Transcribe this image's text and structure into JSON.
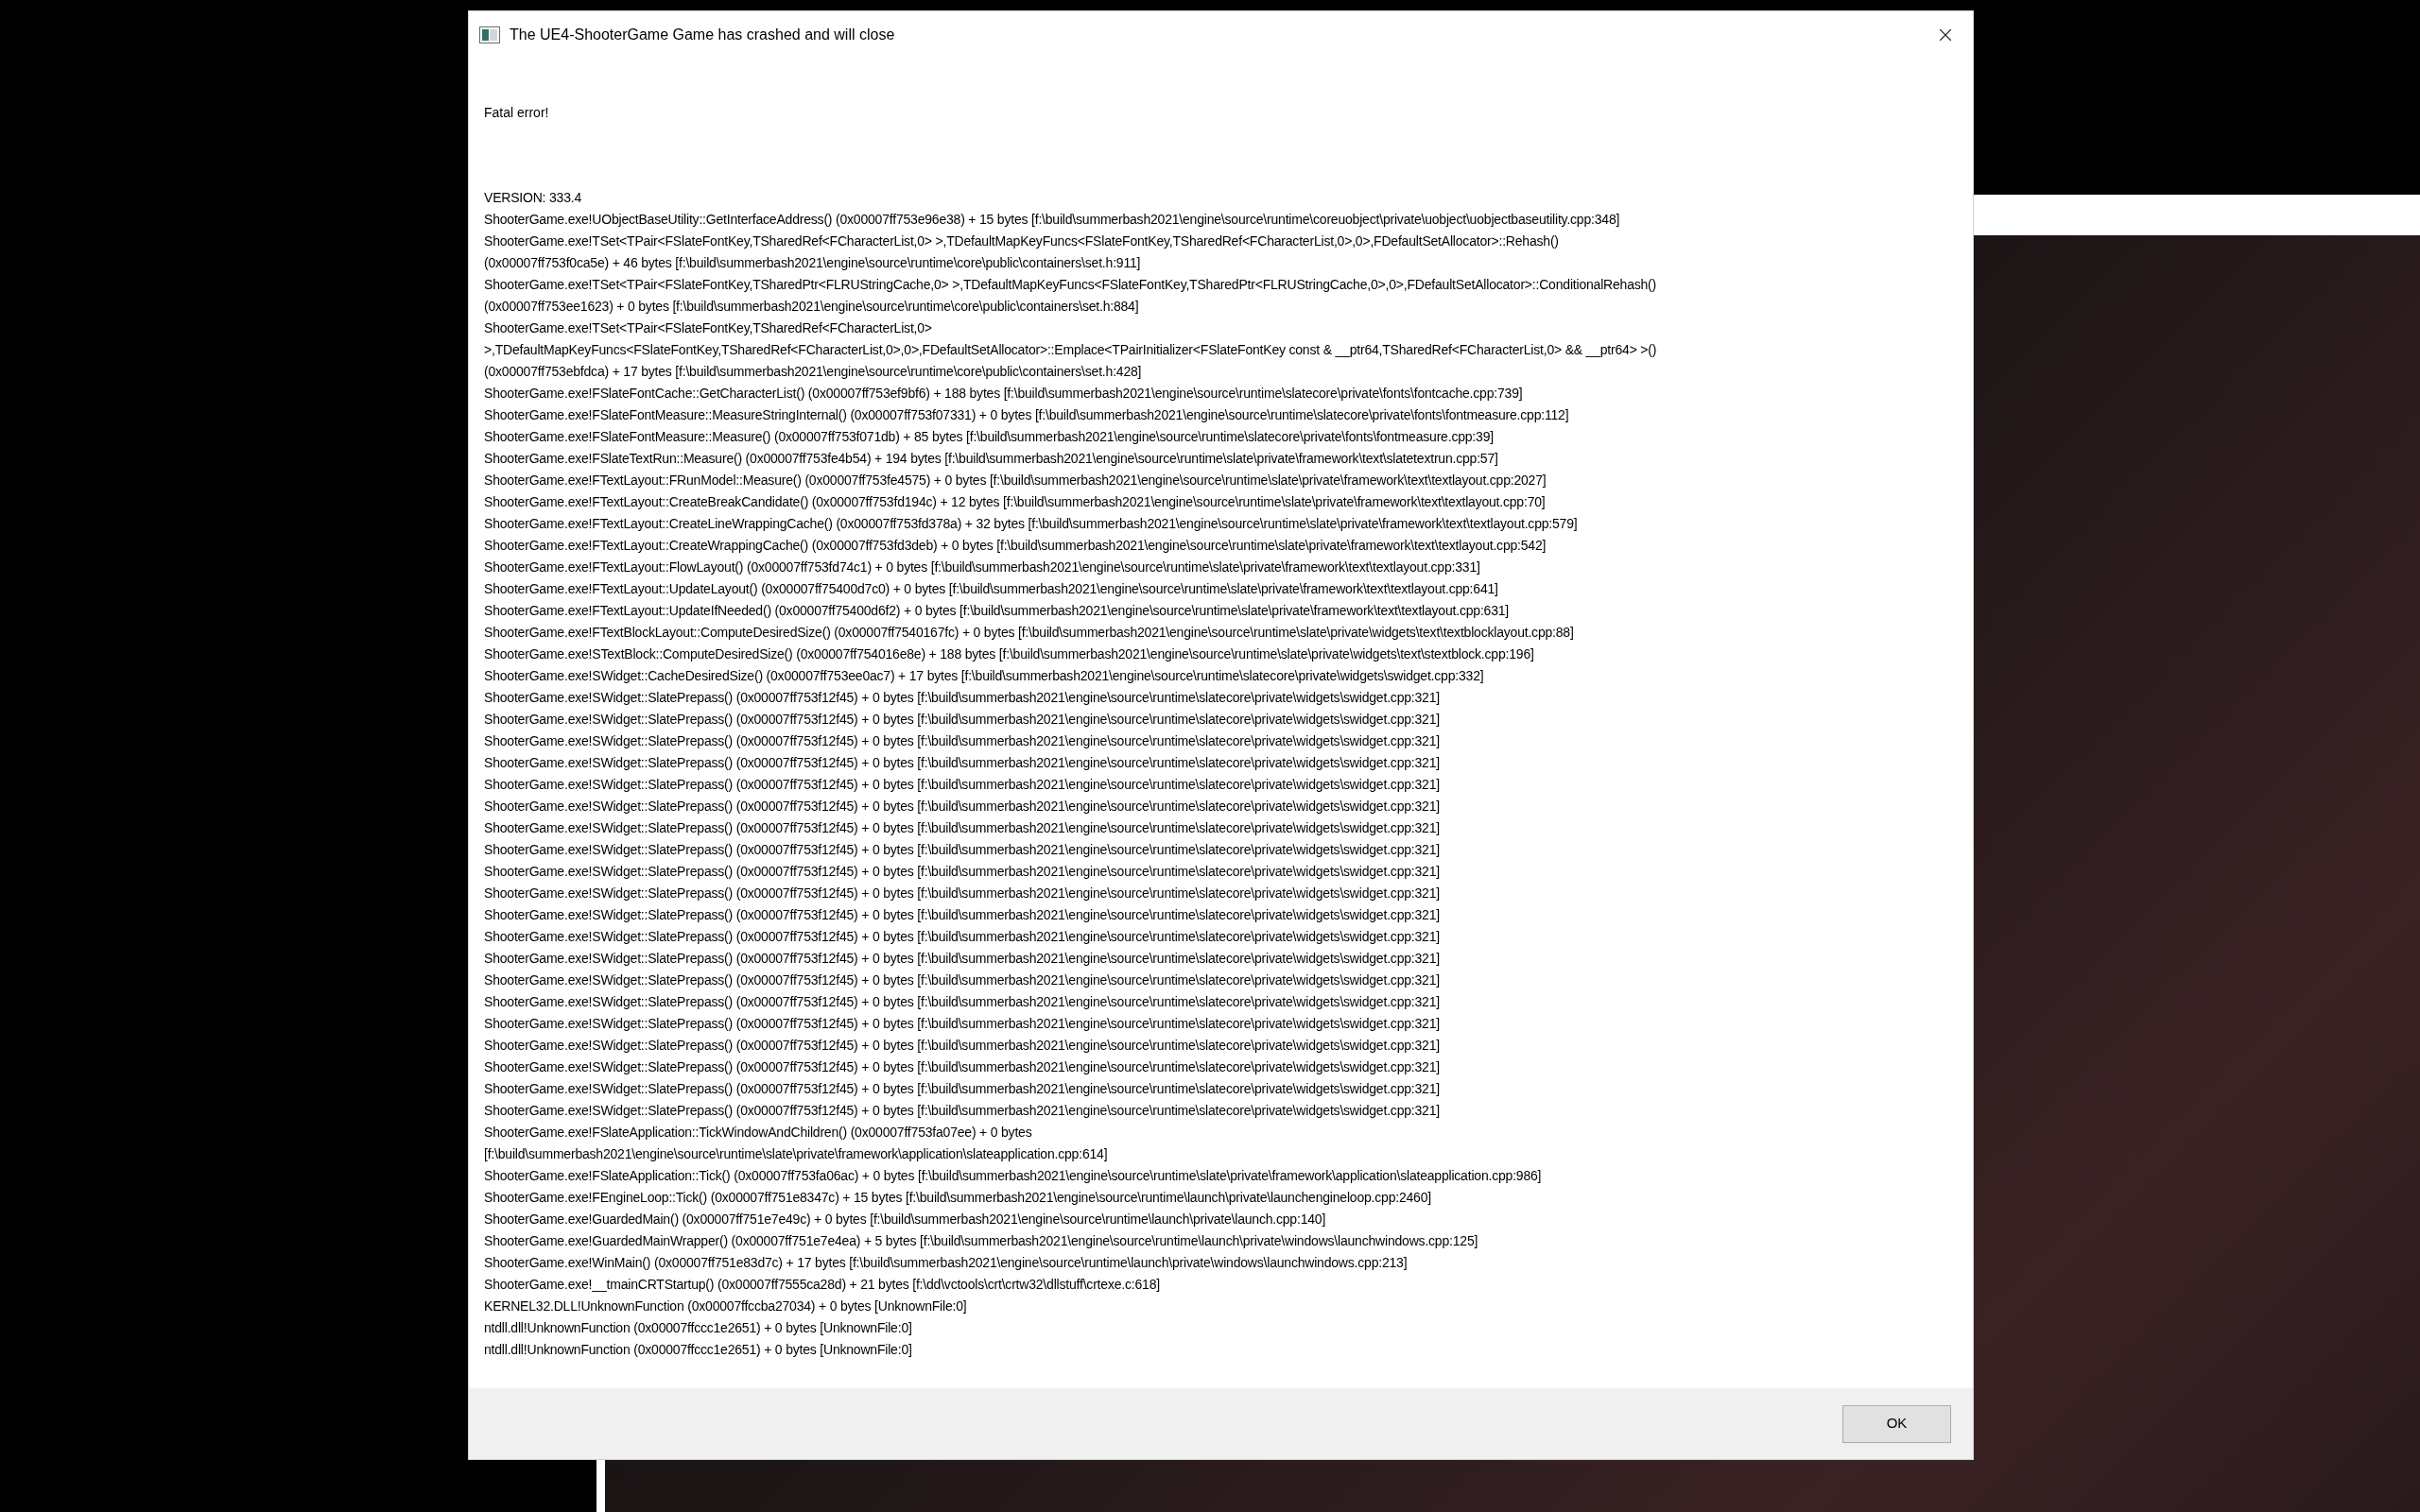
{
  "window": {
    "title": "The UE4-ShooterGame Game has crashed and will close"
  },
  "message": "Fatal error!",
  "lines": [
    "VERSION: 333.4",
    "ShooterGame.exe!UObjectBaseUtility::GetInterfaceAddress() (0x00007ff753e96e38) + 15 bytes [f:\\build\\summerbash2021\\engine\\source\\runtime\\coreuobject\\private\\uobject\\uobjectbaseutility.cpp:348]",
    "ShooterGame.exe!TSet<TPair<FSlateFontKey,TSharedRef<FCharacterList,0> >,TDefaultMapKeyFuncs<FSlateFontKey,TSharedRef<FCharacterList,0>,0>,FDefaultSetAllocator>::Rehash()",
    "(0x00007ff753f0ca5e) + 46 bytes [f:\\build\\summerbash2021\\engine\\source\\runtime\\core\\public\\containers\\set.h:911]",
    "ShooterGame.exe!TSet<TPair<FSlateFontKey,TSharedPtr<FLRUStringCache,0> >,TDefaultMapKeyFuncs<FSlateFontKey,TSharedPtr<FLRUStringCache,0>,0>,FDefaultSetAllocator>::ConditionalRehash()",
    "(0x00007ff753ee1623) + 0 bytes [f:\\build\\summerbash2021\\engine\\source\\runtime\\core\\public\\containers\\set.h:884]",
    "ShooterGame.exe!TSet<TPair<FSlateFontKey,TSharedRef<FCharacterList,0>",
    ">,TDefaultMapKeyFuncs<FSlateFontKey,TSharedRef<FCharacterList,0>,0>,FDefaultSetAllocator>::Emplace<TPairInitializer<FSlateFontKey const & __ptr64,TSharedRef<FCharacterList,0> && __ptr64> >()",
    "(0x00007ff753ebfdca) + 17 bytes [f:\\build\\summerbash2021\\engine\\source\\runtime\\core\\public\\containers\\set.h:428]",
    "ShooterGame.exe!FSlateFontCache::GetCharacterList() (0x00007ff753ef9bf6) + 188 bytes [f:\\build\\summerbash2021\\engine\\source\\runtime\\slatecore\\private\\fonts\\fontcache.cpp:739]",
    "ShooterGame.exe!FSlateFontMeasure::MeasureStringInternal() (0x00007ff753f07331) + 0 bytes [f:\\build\\summerbash2021\\engine\\source\\runtime\\slatecore\\private\\fonts\\fontmeasure.cpp:112]",
    "ShooterGame.exe!FSlateFontMeasure::Measure() (0x00007ff753f071db) + 85 bytes [f:\\build\\summerbash2021\\engine\\source\\runtime\\slatecore\\private\\fonts\\fontmeasure.cpp:39]",
    "ShooterGame.exe!FSlateTextRun::Measure() (0x00007ff753fe4b54) + 194 bytes [f:\\build\\summerbash2021\\engine\\source\\runtime\\slate\\private\\framework\\text\\slatetextrun.cpp:57]",
    "ShooterGame.exe!FTextLayout::FRunModel::Measure() (0x00007ff753fe4575) + 0 bytes [f:\\build\\summerbash2021\\engine\\source\\runtime\\slate\\private\\framework\\text\\textlayout.cpp:2027]",
    "ShooterGame.exe!FTextLayout::CreateBreakCandidate() (0x00007ff753fd194c) + 12 bytes [f:\\build\\summerbash2021\\engine\\source\\runtime\\slate\\private\\framework\\text\\textlayout.cpp:70]",
    "ShooterGame.exe!FTextLayout::CreateLineWrappingCache() (0x00007ff753fd378a) + 32 bytes [f:\\build\\summerbash2021\\engine\\source\\runtime\\slate\\private\\framework\\text\\textlayout.cpp:579]",
    "ShooterGame.exe!FTextLayout::CreateWrappingCache() (0x00007ff753fd3deb) + 0 bytes [f:\\build\\summerbash2021\\engine\\source\\runtime\\slate\\private\\framework\\text\\textlayout.cpp:542]",
    "ShooterGame.exe!FTextLayout::FlowLayout() (0x00007ff753fd74c1) + 0 bytes [f:\\build\\summerbash2021\\engine\\source\\runtime\\slate\\private\\framework\\text\\textlayout.cpp:331]",
    "ShooterGame.exe!FTextLayout::UpdateLayout() (0x00007ff75400d7c0) + 0 bytes [f:\\build\\summerbash2021\\engine\\source\\runtime\\slate\\private\\framework\\text\\textlayout.cpp:641]",
    "ShooterGame.exe!FTextLayout::UpdateIfNeeded() (0x00007ff75400d6f2) + 0 bytes [f:\\build\\summerbash2021\\engine\\source\\runtime\\slate\\private\\framework\\text\\textlayout.cpp:631]",
    "ShooterGame.exe!FTextBlockLayout::ComputeDesiredSize() (0x00007ff7540167fc) + 0 bytes [f:\\build\\summerbash2021\\engine\\source\\runtime\\slate\\private\\widgets\\text\\textblocklayout.cpp:88]",
    "ShooterGame.exe!STextBlock::ComputeDesiredSize() (0x00007ff754016e8e) + 188 bytes [f:\\build\\summerbash2021\\engine\\source\\runtime\\slate\\private\\widgets\\text\\stextblock.cpp:196]",
    "ShooterGame.exe!SWidget::CacheDesiredSize() (0x00007ff753ee0ac7) + 17 bytes [f:\\build\\summerbash2021\\engine\\source\\runtime\\slatecore\\private\\widgets\\swidget.cpp:332]",
    "ShooterGame.exe!SWidget::SlatePrepass() (0x00007ff753f12f45) + 0 bytes [f:\\build\\summerbash2021\\engine\\source\\runtime\\slatecore\\private\\widgets\\swidget.cpp:321]",
    "ShooterGame.exe!SWidget::SlatePrepass() (0x00007ff753f12f45) + 0 bytes [f:\\build\\summerbash2021\\engine\\source\\runtime\\slatecore\\private\\widgets\\swidget.cpp:321]",
    "ShooterGame.exe!SWidget::SlatePrepass() (0x00007ff753f12f45) + 0 bytes [f:\\build\\summerbash2021\\engine\\source\\runtime\\slatecore\\private\\widgets\\swidget.cpp:321]",
    "ShooterGame.exe!SWidget::SlatePrepass() (0x00007ff753f12f45) + 0 bytes [f:\\build\\summerbash2021\\engine\\source\\runtime\\slatecore\\private\\widgets\\swidget.cpp:321]",
    "ShooterGame.exe!SWidget::SlatePrepass() (0x00007ff753f12f45) + 0 bytes [f:\\build\\summerbash2021\\engine\\source\\runtime\\slatecore\\private\\widgets\\swidget.cpp:321]",
    "ShooterGame.exe!SWidget::SlatePrepass() (0x00007ff753f12f45) + 0 bytes [f:\\build\\summerbash2021\\engine\\source\\runtime\\slatecore\\private\\widgets\\swidget.cpp:321]",
    "ShooterGame.exe!SWidget::SlatePrepass() (0x00007ff753f12f45) + 0 bytes [f:\\build\\summerbash2021\\engine\\source\\runtime\\slatecore\\private\\widgets\\swidget.cpp:321]",
    "ShooterGame.exe!SWidget::SlatePrepass() (0x00007ff753f12f45) + 0 bytes [f:\\build\\summerbash2021\\engine\\source\\runtime\\slatecore\\private\\widgets\\swidget.cpp:321]",
    "ShooterGame.exe!SWidget::SlatePrepass() (0x00007ff753f12f45) + 0 bytes [f:\\build\\summerbash2021\\engine\\source\\runtime\\slatecore\\private\\widgets\\swidget.cpp:321]",
    "ShooterGame.exe!SWidget::SlatePrepass() (0x00007ff753f12f45) + 0 bytes [f:\\build\\summerbash2021\\engine\\source\\runtime\\slatecore\\private\\widgets\\swidget.cpp:321]",
    "ShooterGame.exe!SWidget::SlatePrepass() (0x00007ff753f12f45) + 0 bytes [f:\\build\\summerbash2021\\engine\\source\\runtime\\slatecore\\private\\widgets\\swidget.cpp:321]",
    "ShooterGame.exe!SWidget::SlatePrepass() (0x00007ff753f12f45) + 0 bytes [f:\\build\\summerbash2021\\engine\\source\\runtime\\slatecore\\private\\widgets\\swidget.cpp:321]",
    "ShooterGame.exe!SWidget::SlatePrepass() (0x00007ff753f12f45) + 0 bytes [f:\\build\\summerbash2021\\engine\\source\\runtime\\slatecore\\private\\widgets\\swidget.cpp:321]",
    "ShooterGame.exe!SWidget::SlatePrepass() (0x00007ff753f12f45) + 0 bytes [f:\\build\\summerbash2021\\engine\\source\\runtime\\slatecore\\private\\widgets\\swidget.cpp:321]",
    "ShooterGame.exe!SWidget::SlatePrepass() (0x00007ff753f12f45) + 0 bytes [f:\\build\\summerbash2021\\engine\\source\\runtime\\slatecore\\private\\widgets\\swidget.cpp:321]",
    "ShooterGame.exe!SWidget::SlatePrepass() (0x00007ff753f12f45) + 0 bytes [f:\\build\\summerbash2021\\engine\\source\\runtime\\slatecore\\private\\widgets\\swidget.cpp:321]",
    "ShooterGame.exe!SWidget::SlatePrepass() (0x00007ff753f12f45) + 0 bytes [f:\\build\\summerbash2021\\engine\\source\\runtime\\slatecore\\private\\widgets\\swidget.cpp:321]",
    "ShooterGame.exe!SWidget::SlatePrepass() (0x00007ff753f12f45) + 0 bytes [f:\\build\\summerbash2021\\engine\\source\\runtime\\slatecore\\private\\widgets\\swidget.cpp:321]",
    "ShooterGame.exe!SWidget::SlatePrepass() (0x00007ff753f12f45) + 0 bytes [f:\\build\\summerbash2021\\engine\\source\\runtime\\slatecore\\private\\widgets\\swidget.cpp:321]",
    "ShooterGame.exe!SWidget::SlatePrepass() (0x00007ff753f12f45) + 0 bytes [f:\\build\\summerbash2021\\engine\\source\\runtime\\slatecore\\private\\widgets\\swidget.cpp:321]",
    "ShooterGame.exe!FSlateApplication::TickWindowAndChildren() (0x00007ff753fa07ee) + 0 bytes",
    "[f:\\build\\summerbash2021\\engine\\source\\runtime\\slate\\private\\framework\\application\\slateapplication.cpp:614]",
    "ShooterGame.exe!FSlateApplication::Tick() (0x00007ff753fa06ac) + 0 bytes [f:\\build\\summerbash2021\\engine\\source\\runtime\\slate\\private\\framework\\application\\slateapplication.cpp:986]",
    "ShooterGame.exe!FEngineLoop::Tick() (0x00007ff751e8347c) + 15 bytes [f:\\build\\summerbash2021\\engine\\source\\runtime\\launch\\private\\launchengineloop.cpp:2460]",
    "ShooterGame.exe!GuardedMain() (0x00007ff751e7e49c) + 0 bytes [f:\\build\\summerbash2021\\engine\\source\\runtime\\launch\\private\\launch.cpp:140]",
    "ShooterGame.exe!GuardedMainWrapper() (0x00007ff751e7e4ea) + 5 bytes [f:\\build\\summerbash2021\\engine\\source\\runtime\\launch\\private\\windows\\launchwindows.cpp:125]",
    "ShooterGame.exe!WinMain() (0x00007ff751e83d7c) + 17 bytes [f:\\build\\summerbash2021\\engine\\source\\runtime\\launch\\private\\windows\\launchwindows.cpp:213]",
    "ShooterGame.exe!__tmainCRTStartup() (0x00007ff7555ca28d) + 21 bytes [f:\\dd\\vctools\\crt\\crtw32\\dllstuff\\crtexe.c:618]",
    "KERNEL32.DLL!UnknownFunction (0x00007ffccba27034) + 0 bytes [UnknownFile:0]",
    "ntdll.dll!UnknownFunction (0x00007ffccc1e2651) + 0 bytes [UnknownFile:0]",
    "ntdll.dll!UnknownFunction (0x00007ffccc1e2651) + 0 bytes [UnknownFile:0]"
  ],
  "buttons": [
    "OK"
  ]
}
• • • • •
**The task:**
Scan the material above. Return every line containing the string "UnknownFunction".

**Task answer:**
    "KERNEL32.DLL!UnknownFunction (0x00007ffccba27034) + 0 bytes [UnknownFile:0]",
    "ntdll.dll!UnknownFunction (0x00007ffccc1e2651) + 0 bytes [UnknownFile:0]",
    "ntdll.dll!UnknownFunction (0x00007ffccc1e2651) + 0 bytes [UnknownFile:0]"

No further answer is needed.